• Your instructions
Among the records below, find each line that includes the string "Cartera" and copy it.

• Data extract
******

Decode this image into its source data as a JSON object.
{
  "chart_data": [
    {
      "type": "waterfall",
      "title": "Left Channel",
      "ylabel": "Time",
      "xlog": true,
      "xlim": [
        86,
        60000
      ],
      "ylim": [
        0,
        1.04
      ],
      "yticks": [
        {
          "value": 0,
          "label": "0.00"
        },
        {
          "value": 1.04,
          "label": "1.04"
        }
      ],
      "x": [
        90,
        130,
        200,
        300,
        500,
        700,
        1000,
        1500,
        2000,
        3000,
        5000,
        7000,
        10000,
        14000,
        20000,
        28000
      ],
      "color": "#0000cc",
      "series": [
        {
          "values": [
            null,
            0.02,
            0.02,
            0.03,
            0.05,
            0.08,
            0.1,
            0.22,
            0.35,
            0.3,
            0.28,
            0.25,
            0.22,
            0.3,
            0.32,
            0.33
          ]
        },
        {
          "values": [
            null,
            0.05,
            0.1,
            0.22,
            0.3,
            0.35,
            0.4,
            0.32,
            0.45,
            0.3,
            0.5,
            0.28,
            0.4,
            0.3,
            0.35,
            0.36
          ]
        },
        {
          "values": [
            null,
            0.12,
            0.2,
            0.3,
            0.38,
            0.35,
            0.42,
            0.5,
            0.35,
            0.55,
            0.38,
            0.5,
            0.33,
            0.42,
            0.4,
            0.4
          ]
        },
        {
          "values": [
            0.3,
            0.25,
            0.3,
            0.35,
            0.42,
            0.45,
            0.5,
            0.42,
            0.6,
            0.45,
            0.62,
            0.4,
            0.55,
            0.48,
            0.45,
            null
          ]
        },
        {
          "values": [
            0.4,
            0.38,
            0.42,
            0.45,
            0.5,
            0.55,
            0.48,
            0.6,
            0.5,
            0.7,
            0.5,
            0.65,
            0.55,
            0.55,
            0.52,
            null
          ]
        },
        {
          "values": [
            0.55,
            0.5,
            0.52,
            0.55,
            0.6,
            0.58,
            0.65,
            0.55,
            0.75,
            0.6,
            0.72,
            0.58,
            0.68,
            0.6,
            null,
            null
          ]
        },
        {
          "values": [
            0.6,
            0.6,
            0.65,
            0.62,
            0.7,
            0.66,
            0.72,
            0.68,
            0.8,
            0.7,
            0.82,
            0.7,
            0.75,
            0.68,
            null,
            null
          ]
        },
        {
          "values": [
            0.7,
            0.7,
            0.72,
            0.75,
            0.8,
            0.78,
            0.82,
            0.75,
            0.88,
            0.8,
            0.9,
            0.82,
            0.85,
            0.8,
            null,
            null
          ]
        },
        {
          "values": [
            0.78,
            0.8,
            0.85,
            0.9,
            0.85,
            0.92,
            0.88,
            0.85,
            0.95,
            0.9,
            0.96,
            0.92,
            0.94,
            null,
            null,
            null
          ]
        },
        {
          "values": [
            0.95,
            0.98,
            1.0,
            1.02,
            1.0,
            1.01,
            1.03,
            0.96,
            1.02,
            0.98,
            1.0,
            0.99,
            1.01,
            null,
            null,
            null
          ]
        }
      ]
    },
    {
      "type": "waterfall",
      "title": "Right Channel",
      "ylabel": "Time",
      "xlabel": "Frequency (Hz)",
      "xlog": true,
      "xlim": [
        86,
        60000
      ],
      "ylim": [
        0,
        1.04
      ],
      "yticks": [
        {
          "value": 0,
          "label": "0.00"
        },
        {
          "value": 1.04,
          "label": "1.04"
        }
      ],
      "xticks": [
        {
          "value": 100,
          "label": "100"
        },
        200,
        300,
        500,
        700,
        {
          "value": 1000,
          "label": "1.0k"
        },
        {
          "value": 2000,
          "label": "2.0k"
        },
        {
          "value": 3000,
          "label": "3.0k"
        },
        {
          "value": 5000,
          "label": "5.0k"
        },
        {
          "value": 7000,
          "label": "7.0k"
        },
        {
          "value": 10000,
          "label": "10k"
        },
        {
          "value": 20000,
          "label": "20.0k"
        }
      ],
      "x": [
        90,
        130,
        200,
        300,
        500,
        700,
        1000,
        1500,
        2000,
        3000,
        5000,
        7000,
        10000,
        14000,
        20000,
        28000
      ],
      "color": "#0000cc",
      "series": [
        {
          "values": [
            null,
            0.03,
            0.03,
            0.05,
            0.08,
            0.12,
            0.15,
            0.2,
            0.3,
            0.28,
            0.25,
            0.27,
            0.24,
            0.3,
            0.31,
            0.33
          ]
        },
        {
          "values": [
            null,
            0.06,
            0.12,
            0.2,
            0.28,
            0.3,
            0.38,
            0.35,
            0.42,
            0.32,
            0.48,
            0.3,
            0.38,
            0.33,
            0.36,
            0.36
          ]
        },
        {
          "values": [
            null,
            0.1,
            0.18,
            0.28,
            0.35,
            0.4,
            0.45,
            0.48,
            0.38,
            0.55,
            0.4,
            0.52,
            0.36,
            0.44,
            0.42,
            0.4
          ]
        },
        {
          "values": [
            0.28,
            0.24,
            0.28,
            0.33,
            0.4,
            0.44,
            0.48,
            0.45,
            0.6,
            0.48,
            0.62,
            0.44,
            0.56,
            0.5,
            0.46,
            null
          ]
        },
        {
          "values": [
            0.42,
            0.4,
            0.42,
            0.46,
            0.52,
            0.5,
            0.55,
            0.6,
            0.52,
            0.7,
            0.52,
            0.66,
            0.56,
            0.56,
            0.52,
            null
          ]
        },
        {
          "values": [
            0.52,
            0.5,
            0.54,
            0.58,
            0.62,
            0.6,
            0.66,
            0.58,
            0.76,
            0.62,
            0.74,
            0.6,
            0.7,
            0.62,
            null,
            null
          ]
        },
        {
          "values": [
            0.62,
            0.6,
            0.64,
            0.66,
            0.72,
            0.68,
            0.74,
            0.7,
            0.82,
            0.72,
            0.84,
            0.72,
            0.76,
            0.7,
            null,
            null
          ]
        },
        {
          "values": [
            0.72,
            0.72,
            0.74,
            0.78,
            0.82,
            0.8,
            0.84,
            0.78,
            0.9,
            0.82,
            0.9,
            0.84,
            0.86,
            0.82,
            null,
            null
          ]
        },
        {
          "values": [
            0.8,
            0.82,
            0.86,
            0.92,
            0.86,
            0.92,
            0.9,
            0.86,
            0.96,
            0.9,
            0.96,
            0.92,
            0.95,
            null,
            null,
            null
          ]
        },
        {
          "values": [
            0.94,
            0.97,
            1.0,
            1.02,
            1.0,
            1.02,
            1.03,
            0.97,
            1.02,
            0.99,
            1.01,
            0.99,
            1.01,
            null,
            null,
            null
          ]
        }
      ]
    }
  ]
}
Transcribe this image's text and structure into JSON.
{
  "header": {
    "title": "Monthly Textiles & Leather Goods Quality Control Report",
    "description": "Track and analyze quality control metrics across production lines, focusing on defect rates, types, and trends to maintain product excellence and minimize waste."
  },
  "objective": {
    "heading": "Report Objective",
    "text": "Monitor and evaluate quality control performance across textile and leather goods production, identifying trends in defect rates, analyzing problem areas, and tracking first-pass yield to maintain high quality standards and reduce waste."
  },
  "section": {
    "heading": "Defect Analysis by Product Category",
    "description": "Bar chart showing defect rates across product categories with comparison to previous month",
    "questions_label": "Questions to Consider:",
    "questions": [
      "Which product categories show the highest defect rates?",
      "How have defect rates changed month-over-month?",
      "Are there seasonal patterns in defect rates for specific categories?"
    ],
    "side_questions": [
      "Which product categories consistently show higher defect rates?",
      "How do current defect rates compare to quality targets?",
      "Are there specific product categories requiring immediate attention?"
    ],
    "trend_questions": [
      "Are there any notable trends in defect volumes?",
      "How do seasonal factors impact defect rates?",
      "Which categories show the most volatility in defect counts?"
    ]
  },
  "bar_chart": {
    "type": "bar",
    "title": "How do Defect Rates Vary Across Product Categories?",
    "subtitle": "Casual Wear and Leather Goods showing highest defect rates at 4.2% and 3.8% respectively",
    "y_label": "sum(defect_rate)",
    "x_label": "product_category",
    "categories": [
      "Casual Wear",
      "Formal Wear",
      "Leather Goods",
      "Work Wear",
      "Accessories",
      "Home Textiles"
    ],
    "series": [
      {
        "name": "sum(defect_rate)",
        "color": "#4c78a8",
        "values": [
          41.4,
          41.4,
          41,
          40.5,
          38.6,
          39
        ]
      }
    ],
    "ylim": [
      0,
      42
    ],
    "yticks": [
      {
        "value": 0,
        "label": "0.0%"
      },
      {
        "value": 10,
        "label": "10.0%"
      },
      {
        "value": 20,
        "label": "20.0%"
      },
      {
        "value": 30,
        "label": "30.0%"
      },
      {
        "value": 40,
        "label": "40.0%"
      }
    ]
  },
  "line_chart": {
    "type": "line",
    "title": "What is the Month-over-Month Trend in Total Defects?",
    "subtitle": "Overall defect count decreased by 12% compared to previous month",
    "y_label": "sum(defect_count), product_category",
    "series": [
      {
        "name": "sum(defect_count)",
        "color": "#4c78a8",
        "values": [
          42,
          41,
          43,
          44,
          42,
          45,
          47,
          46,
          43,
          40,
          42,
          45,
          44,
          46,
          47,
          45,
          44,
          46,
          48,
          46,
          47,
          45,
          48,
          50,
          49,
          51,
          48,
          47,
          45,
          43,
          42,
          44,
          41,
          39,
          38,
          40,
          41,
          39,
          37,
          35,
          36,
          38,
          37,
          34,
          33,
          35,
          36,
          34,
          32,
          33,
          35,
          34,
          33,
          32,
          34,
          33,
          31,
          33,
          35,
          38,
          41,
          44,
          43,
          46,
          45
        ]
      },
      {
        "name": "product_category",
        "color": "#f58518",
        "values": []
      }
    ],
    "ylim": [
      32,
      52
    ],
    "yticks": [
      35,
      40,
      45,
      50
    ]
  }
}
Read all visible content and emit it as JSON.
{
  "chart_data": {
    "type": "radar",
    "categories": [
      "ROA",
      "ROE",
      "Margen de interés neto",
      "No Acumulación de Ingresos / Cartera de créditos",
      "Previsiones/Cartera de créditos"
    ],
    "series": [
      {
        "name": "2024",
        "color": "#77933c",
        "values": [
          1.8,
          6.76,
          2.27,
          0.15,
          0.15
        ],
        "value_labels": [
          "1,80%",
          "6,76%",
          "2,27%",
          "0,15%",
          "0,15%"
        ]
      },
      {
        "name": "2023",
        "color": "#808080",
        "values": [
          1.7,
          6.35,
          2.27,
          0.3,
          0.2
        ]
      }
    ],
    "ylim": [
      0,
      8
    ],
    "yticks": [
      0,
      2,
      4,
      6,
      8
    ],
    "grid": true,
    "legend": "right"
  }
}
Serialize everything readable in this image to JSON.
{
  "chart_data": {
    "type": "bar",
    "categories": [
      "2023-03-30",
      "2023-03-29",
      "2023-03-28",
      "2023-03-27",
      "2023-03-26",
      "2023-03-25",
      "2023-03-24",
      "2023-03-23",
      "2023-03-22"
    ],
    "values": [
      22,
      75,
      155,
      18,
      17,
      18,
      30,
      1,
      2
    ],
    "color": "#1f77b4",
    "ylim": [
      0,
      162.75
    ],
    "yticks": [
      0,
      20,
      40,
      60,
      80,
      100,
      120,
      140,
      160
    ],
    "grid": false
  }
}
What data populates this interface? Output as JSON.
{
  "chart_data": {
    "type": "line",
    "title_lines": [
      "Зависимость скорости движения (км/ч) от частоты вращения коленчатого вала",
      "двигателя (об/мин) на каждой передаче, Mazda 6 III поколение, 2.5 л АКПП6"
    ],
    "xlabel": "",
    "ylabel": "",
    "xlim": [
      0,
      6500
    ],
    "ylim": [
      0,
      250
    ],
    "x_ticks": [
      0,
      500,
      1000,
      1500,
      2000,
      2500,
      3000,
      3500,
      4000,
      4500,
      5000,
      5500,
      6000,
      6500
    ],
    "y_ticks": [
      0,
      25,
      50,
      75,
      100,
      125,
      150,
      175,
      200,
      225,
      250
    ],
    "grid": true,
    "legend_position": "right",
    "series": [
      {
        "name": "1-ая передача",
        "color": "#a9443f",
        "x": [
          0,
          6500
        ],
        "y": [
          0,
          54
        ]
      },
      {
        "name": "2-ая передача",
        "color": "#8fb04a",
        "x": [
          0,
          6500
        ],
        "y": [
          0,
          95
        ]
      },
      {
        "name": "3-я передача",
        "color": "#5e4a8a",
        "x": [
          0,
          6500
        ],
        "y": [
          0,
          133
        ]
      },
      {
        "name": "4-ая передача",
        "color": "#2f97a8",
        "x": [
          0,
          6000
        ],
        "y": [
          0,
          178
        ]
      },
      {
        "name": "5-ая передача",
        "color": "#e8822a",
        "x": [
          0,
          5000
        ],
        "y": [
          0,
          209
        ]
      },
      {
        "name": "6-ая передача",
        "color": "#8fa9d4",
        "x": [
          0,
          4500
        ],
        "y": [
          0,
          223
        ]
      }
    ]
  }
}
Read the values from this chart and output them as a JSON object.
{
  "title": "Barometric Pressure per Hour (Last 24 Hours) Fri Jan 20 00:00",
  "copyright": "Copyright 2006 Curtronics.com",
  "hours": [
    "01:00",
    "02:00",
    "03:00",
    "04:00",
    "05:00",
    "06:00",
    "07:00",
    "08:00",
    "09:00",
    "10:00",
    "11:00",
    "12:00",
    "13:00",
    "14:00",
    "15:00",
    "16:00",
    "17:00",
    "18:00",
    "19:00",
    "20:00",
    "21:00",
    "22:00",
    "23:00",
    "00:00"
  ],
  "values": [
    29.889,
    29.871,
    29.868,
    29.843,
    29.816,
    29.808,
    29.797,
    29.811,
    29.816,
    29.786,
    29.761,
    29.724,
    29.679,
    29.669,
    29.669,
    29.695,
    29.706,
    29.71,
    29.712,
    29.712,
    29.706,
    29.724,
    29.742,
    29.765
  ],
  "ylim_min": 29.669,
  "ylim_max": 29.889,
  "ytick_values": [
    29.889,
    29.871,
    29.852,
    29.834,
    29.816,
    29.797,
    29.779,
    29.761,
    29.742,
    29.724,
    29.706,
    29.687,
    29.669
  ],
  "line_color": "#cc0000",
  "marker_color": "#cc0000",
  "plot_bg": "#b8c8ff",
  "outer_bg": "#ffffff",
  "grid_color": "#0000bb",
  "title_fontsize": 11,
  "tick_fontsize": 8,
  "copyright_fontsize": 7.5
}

******

• Reply
      "No Acumulación de Ingresos / Cartera de créditos",
      "Previsiones/Cartera de créditos"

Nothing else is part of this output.